> [Exercise aim]: Exclude the pictures; give every entry again exactly as written.

> [Data to use]:
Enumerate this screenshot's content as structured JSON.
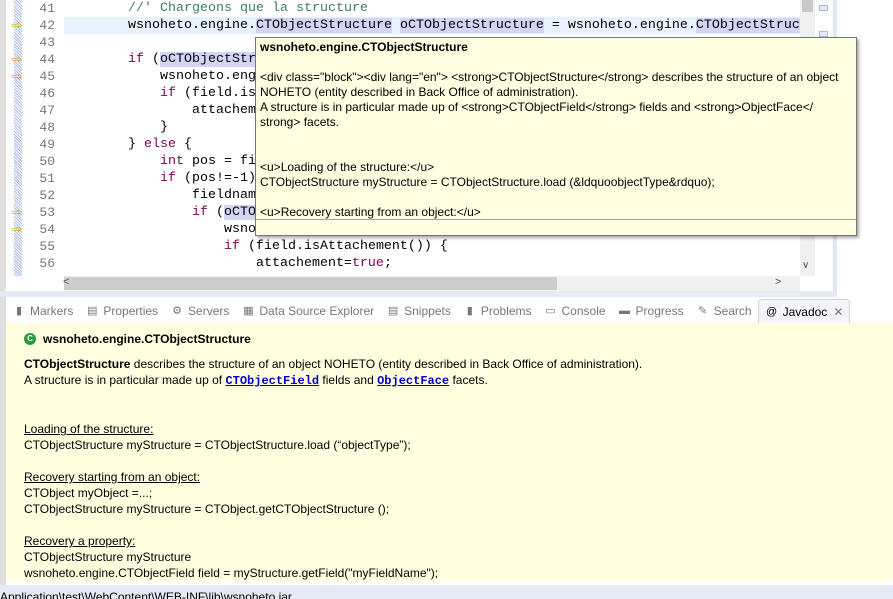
{
  "editor": {
    "current_line": 42,
    "marker_lines": [
      42,
      44,
      45,
      53,
      54
    ],
    "lines": [
      {
        "num": "41",
        "segs": [
          [
            "        ",
            ""
          ],
          [
            "//' Chargeons que la structure",
            "cm"
          ]
        ]
      },
      {
        "num": "42",
        "segs": [
          [
            "        wsnoheto.engine.",
            ""
          ],
          [
            "CTObjectStructure",
            "hl"
          ],
          [
            " ",
            ""
          ],
          [
            "oCTObjectStructure",
            "hl"
          ],
          [
            " = wsnoheto.engine.",
            ""
          ],
          [
            "CTObjectStruc",
            "hl"
          ]
        ]
      },
      {
        "num": "43",
        "segs": []
      },
      {
        "num": "44",
        "segs": [
          [
            "        ",
            ""
          ],
          [
            "if",
            "kw"
          ],
          [
            " (",
            ""
          ],
          [
            "oCTObjectStr",
            "hl"
          ]
        ]
      },
      {
        "num": "45",
        "segs": [
          [
            "            wsnoheto.eng",
            ""
          ]
        ]
      },
      {
        "num": "46",
        "segs": [
          [
            "            ",
            ""
          ],
          [
            "if",
            "kw"
          ],
          [
            " (field.is",
            ""
          ]
        ]
      },
      {
        "num": "47",
        "segs": [
          [
            "                attachem",
            ""
          ]
        ]
      },
      {
        "num": "48",
        "segs": [
          [
            "            }",
            ""
          ]
        ]
      },
      {
        "num": "49",
        "segs": [
          [
            "        } ",
            ""
          ],
          [
            "else",
            "kw"
          ],
          [
            " {",
            ""
          ]
        ]
      },
      {
        "num": "50",
        "segs": [
          [
            "            ",
            ""
          ],
          [
            "int",
            "kw"
          ],
          [
            " pos = fi",
            ""
          ]
        ]
      },
      {
        "num": "51",
        "segs": [
          [
            "            ",
            ""
          ],
          [
            "if",
            "kw"
          ],
          [
            " (pos!=-1)",
            ""
          ]
        ]
      },
      {
        "num": "52",
        "segs": [
          [
            "                fieldnam",
            ""
          ]
        ]
      },
      {
        "num": "53",
        "segs": [
          [
            "                ",
            ""
          ],
          [
            "if",
            "kw"
          ],
          [
            " (",
            ""
          ],
          [
            "oCTO",
            "hl"
          ]
        ]
      },
      {
        "num": "54",
        "segs": [
          [
            "                    wsno",
            ""
          ]
        ]
      },
      {
        "num": "55",
        "segs": [
          [
            "                    ",
            ""
          ],
          [
            "if",
            "kw"
          ],
          [
            " (field.isAttachement()) {",
            ""
          ]
        ]
      },
      {
        "num": "56",
        "segs": [
          [
            "                        attachement=",
            ""
          ],
          [
            "true",
            "kw"
          ],
          [
            ";",
            ""
          ]
        ]
      }
    ]
  },
  "tooltip": {
    "title": "wsnoheto.engine.CTObjectStructure",
    "lines": [
      "<div class=\"block\"><div lang=\"en\"> <strong>CTObjectStructure</strong> describes the structure of an object",
      " NOHETO (entity described in Back Office of administration).",
      "A structure is in particular made up of <strong>CTObjectField</strong> fields and <strong>ObjectFace</",
      " strong> facets.",
      "",
      "",
      "<u>Loading of the structure:</u>",
      "CTObjectStructure myStructure = CTObjectStructure.load (&ldquoobjectType&rdquo);",
      "",
      "<u>Recovery starting from an object:</u>"
    ]
  },
  "tabs": [
    {
      "label": "Markers",
      "icon": "markers-icon",
      "glyph": "▮"
    },
    {
      "label": "Properties",
      "icon": "properties-icon",
      "glyph": "▤"
    },
    {
      "label": "Servers",
      "icon": "servers-icon",
      "glyph": "⚙"
    },
    {
      "label": "Data Source Explorer",
      "icon": "data-source-icon",
      "glyph": "▦"
    },
    {
      "label": "Snippets",
      "icon": "snippets-icon",
      "glyph": "▤"
    },
    {
      "label": "Problems",
      "icon": "problems-icon",
      "glyph": "▮"
    },
    {
      "label": "Console",
      "icon": "console-icon",
      "glyph": "▭"
    },
    {
      "label": "Progress",
      "icon": "progress-icon",
      "glyph": "▬"
    },
    {
      "label": "Search",
      "icon": "search-icon",
      "glyph": "✎"
    },
    {
      "label": "Javadoc",
      "icon": "javadoc-icon",
      "glyph": "@",
      "active": true
    }
  ],
  "javadoc": {
    "class_name": "wsnoheto.engine.CTObjectStructure",
    "desc_bold": "CTObjectStructure",
    "desc_rest": " describes the structure of an object NOHETO (entity described in Back Office of administration).",
    "line2_a": "A structure is in particular made up of ",
    "link1": "CTObjectField",
    "line2_b": " fields and ",
    "link2": "ObjectFace",
    "line2_c": " facets.",
    "loading_heading": "Loading of the structure:",
    "loading_code": "CTObjectStructure myStructure = CTObjectStructure.load (“objectType”);",
    "recovery_heading": "Recovery starting from an object:",
    "recovery_code1": "CTObject myObject =...;",
    "recovery_code2": "CTObjectStructure myStructure = CTObject.getCTObjectStructure ();",
    "property_heading": "Recovery a property:",
    "property_code1": "CTObjectStructure myStructure",
    "property_code2": "wsnoheto.engine.CTObjectField field = myStructure.getField(\"myFieldName\");"
  },
  "status": {
    "path": "Application\\test\\WebContent\\WEB-INF\\lib\\wsnoheto.jar"
  }
}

> [Completed exercise]:
Enumerate this screenshot's content as structured JSON.
{
  "editor": {
    "current_line": 42,
    "marker_lines": [
      42,
      44,
      45,
      53,
      54
    ],
    "lines": [
      {
        "num": "41",
        "segs": [
          [
            "        ",
            ""
          ],
          [
            "//' Chargeons que la structure",
            "cm"
          ]
        ]
      },
      {
        "num": "42",
        "segs": [
          [
            "        wsnoheto.engine.",
            ""
          ],
          [
            "CTObjectStructure",
            "hl"
          ],
          [
            " ",
            ""
          ],
          [
            "oCTObjectStructure",
            "hl"
          ],
          [
            " = wsnoheto.engine.",
            ""
          ],
          [
            "CTObjectStruc",
            "hl"
          ]
        ]
      },
      {
        "num": "43",
        "segs": []
      },
      {
        "num": "44",
        "segs": [
          [
            "        ",
            ""
          ],
          [
            "if",
            "kw"
          ],
          [
            " (",
            ""
          ],
          [
            "oCTObjectStr",
            "hl"
          ]
        ]
      },
      {
        "num": "45",
        "segs": [
          [
            "            wsnoheto.eng",
            ""
          ]
        ]
      },
      {
        "num": "46",
        "segs": [
          [
            "            ",
            ""
          ],
          [
            "if",
            "kw"
          ],
          [
            " (field.is",
            ""
          ]
        ]
      },
      {
        "num": "47",
        "segs": [
          [
            "                attachem",
            ""
          ]
        ]
      },
      {
        "num": "48",
        "segs": [
          [
            "            }",
            ""
          ]
        ]
      },
      {
        "num": "49",
        "segs": [
          [
            "        } ",
            ""
          ],
          [
            "else",
            "kw"
          ],
          [
            " {",
            ""
          ]
        ]
      },
      {
        "num": "50",
        "segs": [
          [
            "            ",
            ""
          ],
          [
            "int",
            "kw"
          ],
          [
            " pos = fi",
            ""
          ]
        ]
      },
      {
        "num": "51",
        "segs": [
          [
            "            ",
            ""
          ],
          [
            "if",
            "kw"
          ],
          [
            " (pos!=-1)",
            ""
          ]
        ]
      },
      {
        "num": "52",
        "segs": [
          [
            "                fieldnam",
            ""
          ]
        ]
      },
      {
        "num": "53",
        "segs": [
          [
            "                ",
            ""
          ],
          [
            "if",
            "kw"
          ],
          [
            " (",
            ""
          ],
          [
            "oCTO",
            "hl"
          ]
        ]
      },
      {
        "num": "54",
        "segs": [
          [
            "                    wsno",
            ""
          ]
        ]
      },
      {
        "num": "55",
        "segs": [
          [
            "                    ",
            ""
          ],
          [
            "if",
            "kw"
          ],
          [
            " (field.isAttachement()) {",
            ""
          ]
        ]
      },
      {
        "num": "56",
        "segs": [
          [
            "                        attachement=",
            ""
          ],
          [
            "true",
            "kw"
          ],
          [
            ";",
            ""
          ]
        ]
      }
    ]
  },
  "tooltip": {
    "title": "wsnoheto.engine.CTObjectStructure",
    "lines": [
      "<div class=\"block\"><div lang=\"en\"> <strong>CTObjectStructure</strong> describes the structure of an object",
      " NOHETO (entity described in Back Office of administration).",
      "A structure is in particular made up of <strong>CTObjectField</strong> fields and <strong>ObjectFace</",
      " strong> facets.",
      "",
      "",
      "<u>Loading of the structure:</u>",
      "CTObjectStructure myStructure = CTObjectStructure.load (&ldquoobjectType&rdquo);",
      "",
      "<u>Recovery starting from an object:</u>"
    ]
  },
  "tabs": [
    {
      "label": "Markers",
      "icon": "markers-icon",
      "glyph": "▮"
    },
    {
      "label": "Properties",
      "icon": "properties-icon",
      "glyph": "▤"
    },
    {
      "label": "Servers",
      "icon": "servers-icon",
      "glyph": "⚙"
    },
    {
      "label": "Data Source Explorer",
      "icon": "data-source-icon",
      "glyph": "▦"
    },
    {
      "label": "Snippets",
      "icon": "snippets-icon",
      "glyph": "▤"
    },
    {
      "label": "Problems",
      "icon": "problems-icon",
      "glyph": "▮"
    },
    {
      "label": "Console",
      "icon": "console-icon",
      "glyph": "▭"
    },
    {
      "label": "Progress",
      "icon": "progress-icon",
      "glyph": "▬"
    },
    {
      "label": "Search",
      "icon": "search-icon",
      "glyph": "✎"
    },
    {
      "label": "Javadoc",
      "icon": "javadoc-icon",
      "glyph": "@",
      "active": true
    }
  ],
  "javadoc": {
    "class_name": "wsnoheto.engine.CTObjectStructure",
    "desc_bold": "CTObjectStructure",
    "desc_rest": " describes the structure of an object NOHETO (entity described in Back Office of administration).",
    "line2_a": "A structure is in particular made up of ",
    "link1": "CTObjectField",
    "line2_b": " fields and ",
    "link2": "ObjectFace",
    "line2_c": " facets.",
    "loading_heading": "Loading of the structure:",
    "loading_code": "CTObjectStructure myStructure = CTObjectStructure.load (“objectType”);",
    "recovery_heading": "Recovery starting from an object:",
    "recovery_code1": "CTObject myObject =...;",
    "recovery_code2": "CTObjectStructure myStructure = CTObject.getCTObjectStructure ();",
    "property_heading": "Recovery a property:",
    "property_code1": "CTObjectStructure myStructure",
    "property_code2": "wsnoheto.engine.CTObjectField field = myStructure.getField(\"myFieldName\");"
  },
  "status": {
    "path": "Application\\test\\WebContent\\WEB-INF\\lib\\wsnoheto.jar"
  }
}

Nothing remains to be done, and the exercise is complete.